■ Problem statement: Every line that holds the string "first" is to be identified and copied.
>> BEGIN Exercise materials
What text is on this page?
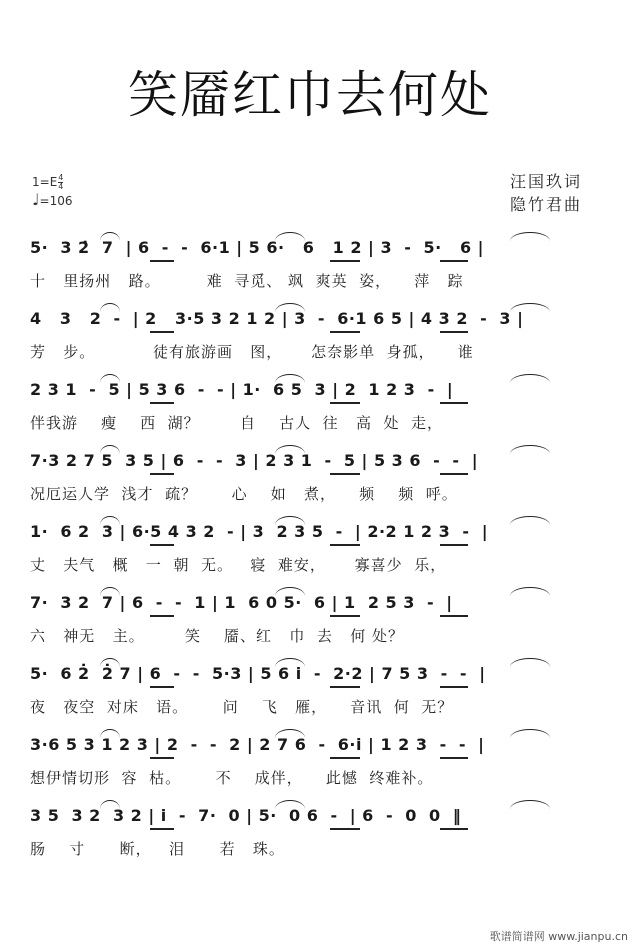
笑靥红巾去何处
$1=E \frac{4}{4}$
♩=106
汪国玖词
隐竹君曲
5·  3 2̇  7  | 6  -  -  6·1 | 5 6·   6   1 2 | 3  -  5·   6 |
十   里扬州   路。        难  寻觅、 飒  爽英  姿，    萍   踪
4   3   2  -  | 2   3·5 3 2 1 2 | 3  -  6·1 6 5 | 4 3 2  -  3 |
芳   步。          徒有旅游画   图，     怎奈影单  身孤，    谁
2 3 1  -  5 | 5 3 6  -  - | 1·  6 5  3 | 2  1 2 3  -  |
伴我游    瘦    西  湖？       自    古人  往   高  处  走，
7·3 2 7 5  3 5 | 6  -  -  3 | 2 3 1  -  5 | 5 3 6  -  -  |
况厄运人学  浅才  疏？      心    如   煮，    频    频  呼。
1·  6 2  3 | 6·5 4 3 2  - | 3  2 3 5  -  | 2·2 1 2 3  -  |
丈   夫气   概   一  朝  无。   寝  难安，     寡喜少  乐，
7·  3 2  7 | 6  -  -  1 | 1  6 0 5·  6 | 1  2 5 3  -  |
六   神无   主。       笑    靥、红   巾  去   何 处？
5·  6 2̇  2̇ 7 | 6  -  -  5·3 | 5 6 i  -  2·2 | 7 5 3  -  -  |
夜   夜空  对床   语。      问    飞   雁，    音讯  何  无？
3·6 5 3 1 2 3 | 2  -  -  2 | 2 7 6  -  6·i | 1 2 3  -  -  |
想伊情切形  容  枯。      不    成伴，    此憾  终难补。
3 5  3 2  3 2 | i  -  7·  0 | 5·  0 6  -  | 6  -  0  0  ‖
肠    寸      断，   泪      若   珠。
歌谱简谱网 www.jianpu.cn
>> END Exercise materials
>> BEGIN Exercise materials
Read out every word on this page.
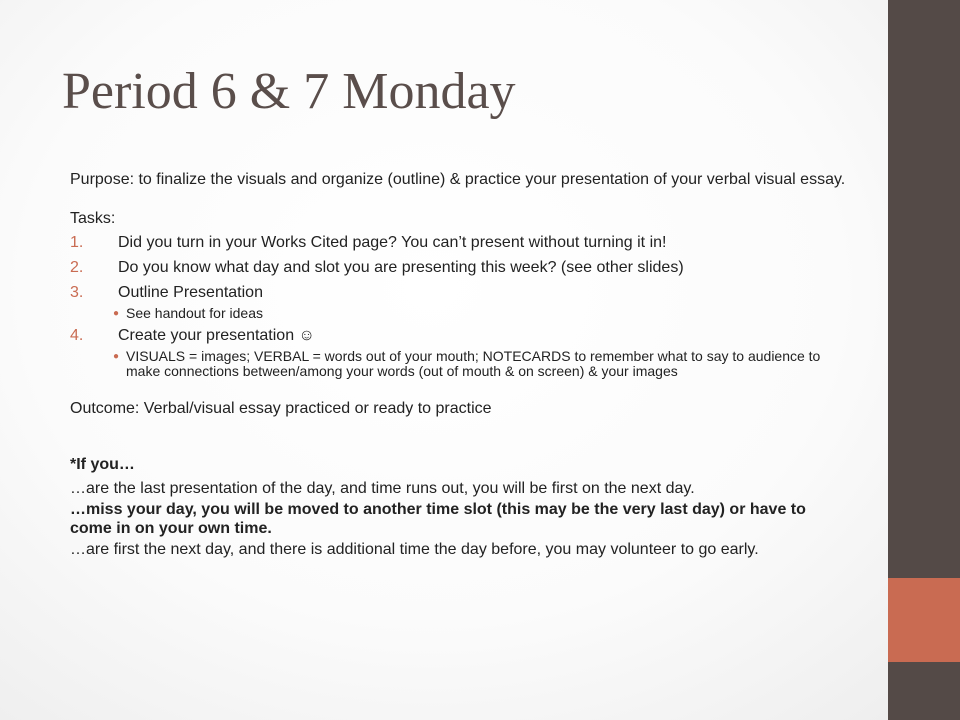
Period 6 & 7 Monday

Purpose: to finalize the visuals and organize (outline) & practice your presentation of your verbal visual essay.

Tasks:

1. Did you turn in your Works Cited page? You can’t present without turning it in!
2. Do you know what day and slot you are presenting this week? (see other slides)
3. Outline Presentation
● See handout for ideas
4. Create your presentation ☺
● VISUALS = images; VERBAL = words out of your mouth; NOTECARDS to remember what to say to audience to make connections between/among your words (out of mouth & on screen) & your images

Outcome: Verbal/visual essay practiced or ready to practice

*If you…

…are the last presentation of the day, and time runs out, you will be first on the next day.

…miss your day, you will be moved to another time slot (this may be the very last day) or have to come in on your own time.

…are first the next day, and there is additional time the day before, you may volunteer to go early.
>> END Exercise materials
■ Problem solution:
…are the last presentation of the day, and time runs out, you will be first on the next day.
…are first the next day, and there is additional time the day before, you may volunteer to go early.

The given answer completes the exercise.